■ **PROBLEM DESCRIPTION**: Retype the whole listing, please, keeping every line exact and dropping the pictures.

====== DATA PROVIDED ======

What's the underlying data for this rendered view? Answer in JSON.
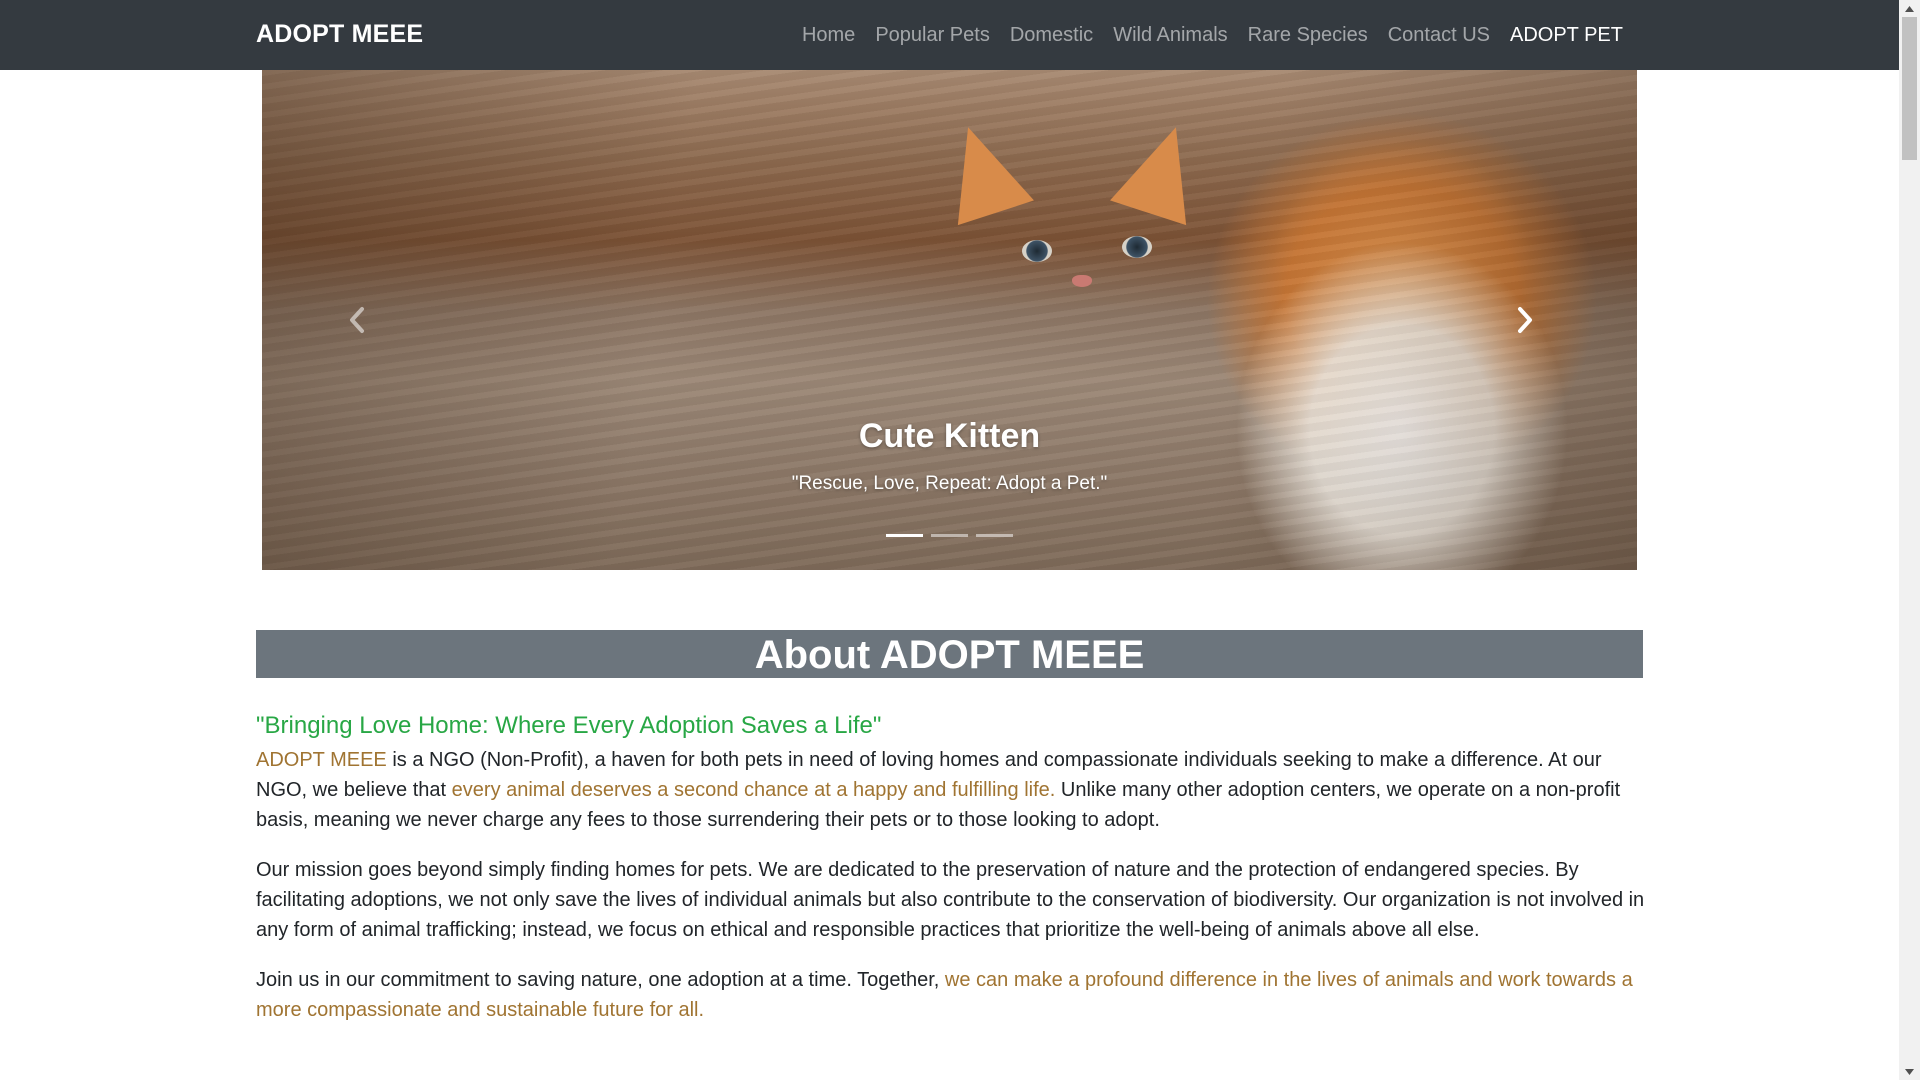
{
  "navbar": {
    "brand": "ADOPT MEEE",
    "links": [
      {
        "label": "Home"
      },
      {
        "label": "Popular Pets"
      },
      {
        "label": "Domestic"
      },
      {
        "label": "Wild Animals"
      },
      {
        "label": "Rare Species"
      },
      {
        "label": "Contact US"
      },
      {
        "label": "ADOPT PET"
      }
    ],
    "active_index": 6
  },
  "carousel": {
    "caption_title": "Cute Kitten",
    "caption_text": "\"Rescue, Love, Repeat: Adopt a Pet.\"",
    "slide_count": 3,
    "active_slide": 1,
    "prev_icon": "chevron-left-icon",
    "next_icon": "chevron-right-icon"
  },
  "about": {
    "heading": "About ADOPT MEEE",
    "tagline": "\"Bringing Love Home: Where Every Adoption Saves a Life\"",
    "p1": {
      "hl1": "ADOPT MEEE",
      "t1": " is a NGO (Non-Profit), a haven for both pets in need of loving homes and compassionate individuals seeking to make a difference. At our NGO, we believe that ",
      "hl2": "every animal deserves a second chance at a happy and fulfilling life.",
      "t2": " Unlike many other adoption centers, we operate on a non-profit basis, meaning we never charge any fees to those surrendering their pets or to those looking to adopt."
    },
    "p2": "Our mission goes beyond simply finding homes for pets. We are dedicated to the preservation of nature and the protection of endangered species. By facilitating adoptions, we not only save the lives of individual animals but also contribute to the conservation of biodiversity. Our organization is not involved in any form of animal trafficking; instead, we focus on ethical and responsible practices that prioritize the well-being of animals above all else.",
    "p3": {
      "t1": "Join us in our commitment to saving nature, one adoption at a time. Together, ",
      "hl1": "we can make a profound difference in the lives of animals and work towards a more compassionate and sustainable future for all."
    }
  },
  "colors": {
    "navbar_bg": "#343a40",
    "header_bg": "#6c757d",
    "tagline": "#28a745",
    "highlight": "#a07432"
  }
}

======

■ **OUTPUT OF THE EXERCISE**:
What's the underlying data for this rendered view? Answer in JSON.
{
  "navbar": {
    "brand": "ADOPT MEEE",
    "links": [
      {
        "label": "Home"
      },
      {
        "label": "Popular Pets"
      },
      {
        "label": "Domestic"
      },
      {
        "label": "Wild Animals"
      },
      {
        "label": "Rare Species"
      },
      {
        "label": "Contact US"
      },
      {
        "label": "ADOPT PET"
      }
    ],
    "active_index": 6
  },
  "carousel": {
    "caption_title": "Cute Kitten",
    "caption_text": "\"Rescue, Love, Repeat: Adopt a Pet.\"",
    "slide_count": 3,
    "active_slide": 1,
    "prev_icon": "chevron-left-icon",
    "next_icon": "chevron-right-icon"
  },
  "about": {
    "heading": "About ADOPT MEEE",
    "tagline": "\"Bringing Love Home: Where Every Adoption Saves a Life\"",
    "p1": {
      "hl1": "ADOPT MEEE",
      "t1": " is a NGO (Non-Profit), a haven for both pets in need of loving homes and compassionate individuals seeking to make a difference. At our NGO, we believe that ",
      "hl2": "every animal deserves a second chance at a happy and fulfilling life.",
      "t2": " Unlike many other adoption centers, we operate on a non-profit basis, meaning we never charge any fees to those surrendering their pets or to those looking to adopt."
    },
    "p2": "Our mission goes beyond simply finding homes for pets. We are dedicated to the preservation of nature and the protection of endangered species. By facilitating adoptions, we not only save the lives of individual animals but also contribute to the conservation of biodiversity. Our organization is not involved in any form of animal trafficking; instead, we focus on ethical and responsible practices that prioritize the well-being of animals above all else.",
    "p3": {
      "t1": "Join us in our commitment to saving nature, one adoption at a time. Together, ",
      "hl1": "we can make a profound difference in the lives of animals and work towards a more compassionate and sustainable future for all."
    }
  },
  "colors": {
    "navbar_bg": "#343a40",
    "header_bg": "#6c757d",
    "tagline": "#28a745",
    "highlight": "#a07432"
  }
}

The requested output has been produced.